Count the lines in the data below that contain the string "value", and give only that number.

- _Material for the task_:
§

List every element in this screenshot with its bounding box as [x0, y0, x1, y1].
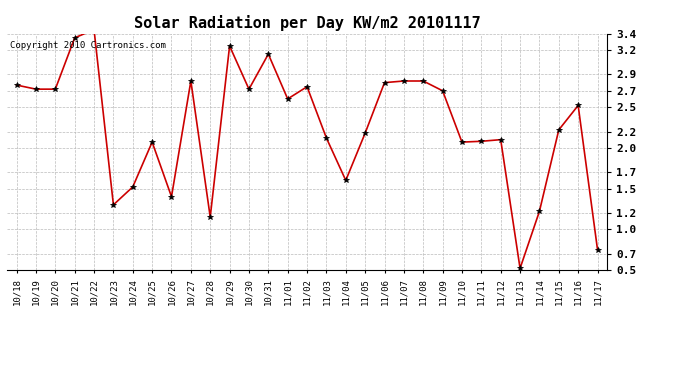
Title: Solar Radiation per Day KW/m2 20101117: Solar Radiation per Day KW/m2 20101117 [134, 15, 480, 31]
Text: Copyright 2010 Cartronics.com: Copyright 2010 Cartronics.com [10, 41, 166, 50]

§

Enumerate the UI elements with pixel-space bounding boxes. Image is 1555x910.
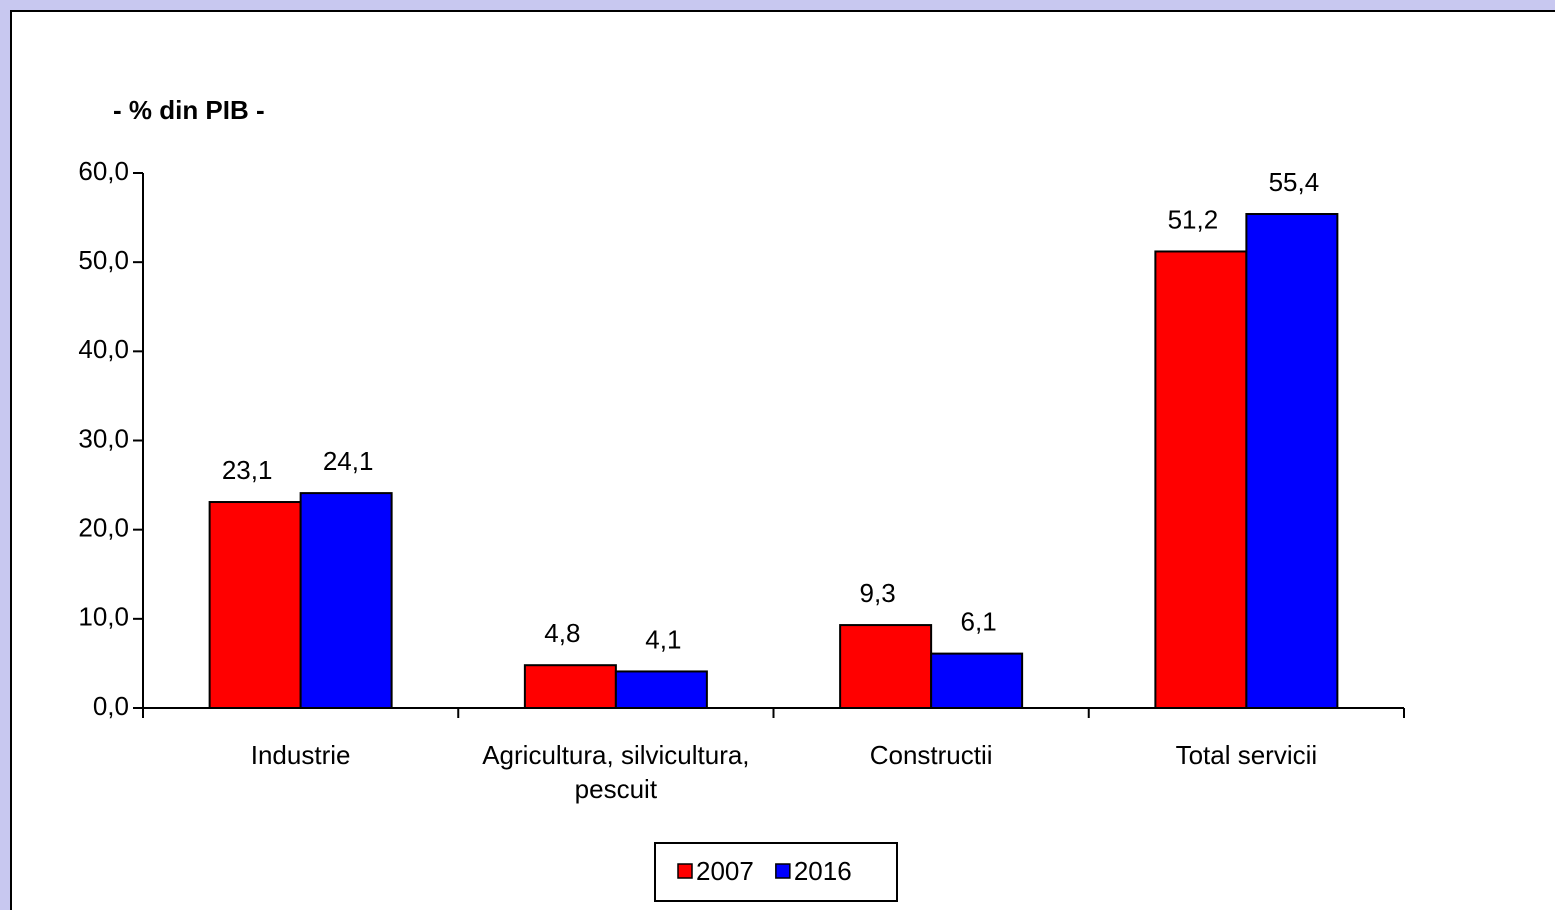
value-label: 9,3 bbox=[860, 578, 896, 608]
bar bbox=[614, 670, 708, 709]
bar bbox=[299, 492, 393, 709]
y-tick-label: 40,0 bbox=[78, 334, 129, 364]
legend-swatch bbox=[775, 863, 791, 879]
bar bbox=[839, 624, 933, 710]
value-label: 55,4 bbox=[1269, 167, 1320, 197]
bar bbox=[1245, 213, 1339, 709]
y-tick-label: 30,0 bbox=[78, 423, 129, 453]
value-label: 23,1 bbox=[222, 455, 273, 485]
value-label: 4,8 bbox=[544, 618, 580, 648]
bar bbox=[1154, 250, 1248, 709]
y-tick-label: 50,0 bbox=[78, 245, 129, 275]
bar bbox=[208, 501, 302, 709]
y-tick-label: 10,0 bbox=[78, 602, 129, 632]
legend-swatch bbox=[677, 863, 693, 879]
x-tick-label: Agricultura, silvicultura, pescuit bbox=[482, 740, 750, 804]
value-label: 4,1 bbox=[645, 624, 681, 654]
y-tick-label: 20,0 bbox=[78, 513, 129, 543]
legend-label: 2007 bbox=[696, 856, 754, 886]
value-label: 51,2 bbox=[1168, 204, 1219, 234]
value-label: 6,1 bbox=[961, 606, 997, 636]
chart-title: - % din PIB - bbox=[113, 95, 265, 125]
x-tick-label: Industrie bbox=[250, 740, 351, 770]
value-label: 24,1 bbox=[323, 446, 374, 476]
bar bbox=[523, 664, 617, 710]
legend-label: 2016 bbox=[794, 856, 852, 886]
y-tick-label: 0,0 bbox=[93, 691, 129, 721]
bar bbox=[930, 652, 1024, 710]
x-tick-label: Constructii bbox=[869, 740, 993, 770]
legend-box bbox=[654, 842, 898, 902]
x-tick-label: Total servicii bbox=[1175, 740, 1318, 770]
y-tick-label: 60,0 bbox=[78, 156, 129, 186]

§

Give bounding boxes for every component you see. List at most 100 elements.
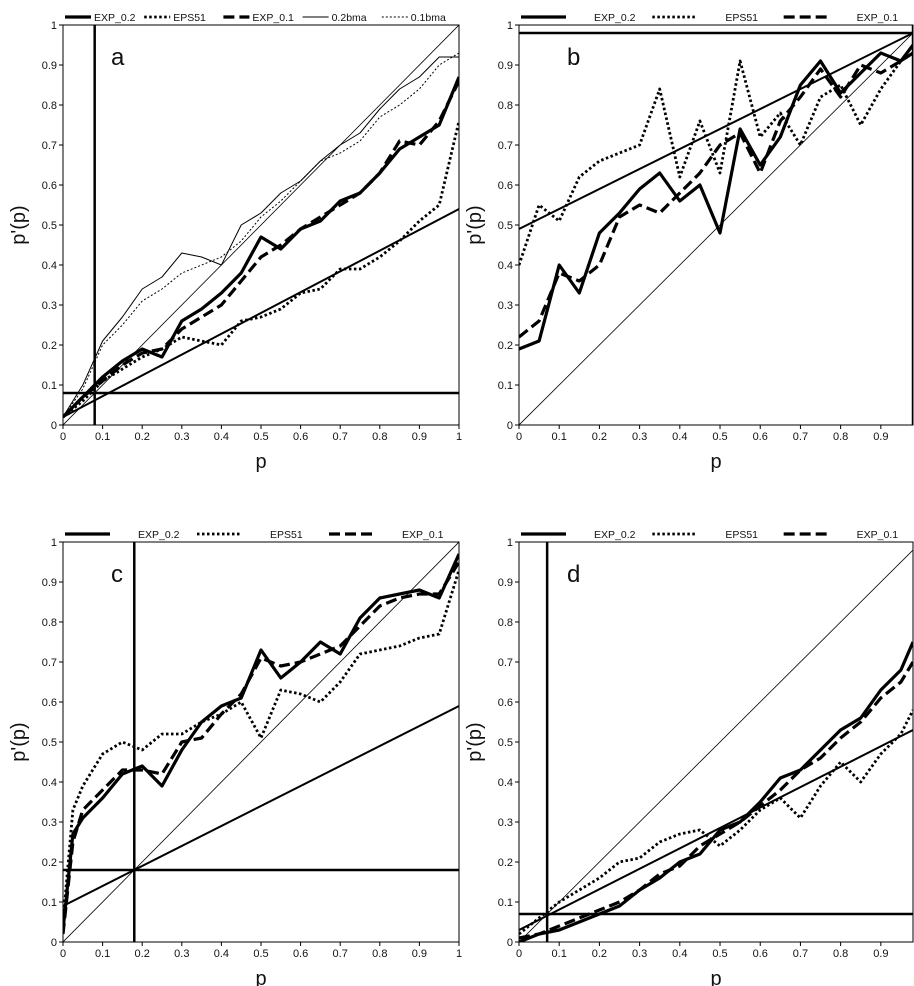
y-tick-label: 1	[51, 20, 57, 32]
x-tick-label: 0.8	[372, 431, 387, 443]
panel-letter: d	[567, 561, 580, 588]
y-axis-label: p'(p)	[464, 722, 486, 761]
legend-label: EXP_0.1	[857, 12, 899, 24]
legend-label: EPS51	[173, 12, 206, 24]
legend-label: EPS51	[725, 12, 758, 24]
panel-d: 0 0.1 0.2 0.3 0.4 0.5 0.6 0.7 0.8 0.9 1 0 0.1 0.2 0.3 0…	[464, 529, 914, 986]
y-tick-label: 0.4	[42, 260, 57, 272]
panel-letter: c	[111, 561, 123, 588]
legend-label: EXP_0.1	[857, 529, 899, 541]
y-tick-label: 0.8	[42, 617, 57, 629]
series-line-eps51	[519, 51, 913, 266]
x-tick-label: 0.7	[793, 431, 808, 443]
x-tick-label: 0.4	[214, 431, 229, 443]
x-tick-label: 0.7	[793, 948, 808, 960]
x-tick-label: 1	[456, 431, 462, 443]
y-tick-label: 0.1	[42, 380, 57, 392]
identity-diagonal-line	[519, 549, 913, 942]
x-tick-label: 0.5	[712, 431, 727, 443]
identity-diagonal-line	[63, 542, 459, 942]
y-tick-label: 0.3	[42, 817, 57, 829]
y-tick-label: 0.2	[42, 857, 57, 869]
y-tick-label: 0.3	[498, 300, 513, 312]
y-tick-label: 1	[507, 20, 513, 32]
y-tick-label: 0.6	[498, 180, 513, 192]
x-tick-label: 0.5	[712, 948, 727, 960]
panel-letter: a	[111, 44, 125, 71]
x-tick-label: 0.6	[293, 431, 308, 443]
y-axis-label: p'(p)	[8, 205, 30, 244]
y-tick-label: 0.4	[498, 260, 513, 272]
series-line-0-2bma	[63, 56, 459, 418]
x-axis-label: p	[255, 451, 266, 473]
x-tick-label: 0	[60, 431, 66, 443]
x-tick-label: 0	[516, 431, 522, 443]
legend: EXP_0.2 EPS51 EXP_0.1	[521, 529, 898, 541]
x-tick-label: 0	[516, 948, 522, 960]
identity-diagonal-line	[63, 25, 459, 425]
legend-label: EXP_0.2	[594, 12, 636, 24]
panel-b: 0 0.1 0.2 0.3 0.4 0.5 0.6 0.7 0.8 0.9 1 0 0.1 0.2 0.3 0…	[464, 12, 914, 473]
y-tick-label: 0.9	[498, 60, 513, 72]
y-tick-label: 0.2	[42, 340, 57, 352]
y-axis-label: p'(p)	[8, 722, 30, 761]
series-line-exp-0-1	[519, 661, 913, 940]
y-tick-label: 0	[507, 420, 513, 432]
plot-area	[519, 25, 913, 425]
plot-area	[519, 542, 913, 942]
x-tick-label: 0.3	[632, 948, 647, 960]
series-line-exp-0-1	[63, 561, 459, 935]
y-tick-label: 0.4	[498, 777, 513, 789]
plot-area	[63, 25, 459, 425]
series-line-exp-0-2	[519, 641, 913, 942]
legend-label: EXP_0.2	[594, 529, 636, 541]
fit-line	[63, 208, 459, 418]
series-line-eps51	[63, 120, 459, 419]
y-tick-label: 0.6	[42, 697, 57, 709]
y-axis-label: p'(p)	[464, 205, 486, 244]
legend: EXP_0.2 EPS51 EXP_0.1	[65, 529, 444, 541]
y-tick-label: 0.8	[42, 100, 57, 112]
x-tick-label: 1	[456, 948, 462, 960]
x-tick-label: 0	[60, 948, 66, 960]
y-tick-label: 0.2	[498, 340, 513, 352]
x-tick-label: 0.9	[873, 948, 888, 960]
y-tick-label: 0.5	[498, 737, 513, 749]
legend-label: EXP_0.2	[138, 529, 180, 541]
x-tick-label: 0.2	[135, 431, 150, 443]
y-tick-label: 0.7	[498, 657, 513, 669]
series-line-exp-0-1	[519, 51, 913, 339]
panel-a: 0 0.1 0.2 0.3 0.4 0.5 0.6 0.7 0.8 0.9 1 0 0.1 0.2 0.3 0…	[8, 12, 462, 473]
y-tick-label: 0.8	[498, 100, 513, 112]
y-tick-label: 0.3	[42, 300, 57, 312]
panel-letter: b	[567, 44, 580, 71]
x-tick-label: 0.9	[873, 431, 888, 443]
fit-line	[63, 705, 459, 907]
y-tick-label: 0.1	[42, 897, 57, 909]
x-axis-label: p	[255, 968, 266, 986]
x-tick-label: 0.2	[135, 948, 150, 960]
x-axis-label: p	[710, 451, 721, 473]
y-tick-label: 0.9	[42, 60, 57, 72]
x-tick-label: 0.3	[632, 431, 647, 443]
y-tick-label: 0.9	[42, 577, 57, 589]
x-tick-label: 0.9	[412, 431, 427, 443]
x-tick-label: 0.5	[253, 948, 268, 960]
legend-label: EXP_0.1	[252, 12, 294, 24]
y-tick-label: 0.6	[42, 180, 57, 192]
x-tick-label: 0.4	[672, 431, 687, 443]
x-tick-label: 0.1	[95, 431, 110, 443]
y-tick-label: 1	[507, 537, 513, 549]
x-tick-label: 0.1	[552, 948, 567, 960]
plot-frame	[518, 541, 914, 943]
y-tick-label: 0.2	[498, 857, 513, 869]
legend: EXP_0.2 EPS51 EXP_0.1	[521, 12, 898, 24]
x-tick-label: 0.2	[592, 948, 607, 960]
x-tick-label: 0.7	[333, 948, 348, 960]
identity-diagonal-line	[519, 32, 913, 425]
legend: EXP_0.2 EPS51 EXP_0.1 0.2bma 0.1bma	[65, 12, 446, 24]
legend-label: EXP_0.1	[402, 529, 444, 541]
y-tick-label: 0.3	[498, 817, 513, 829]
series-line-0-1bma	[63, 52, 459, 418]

§

- _Full output_:
8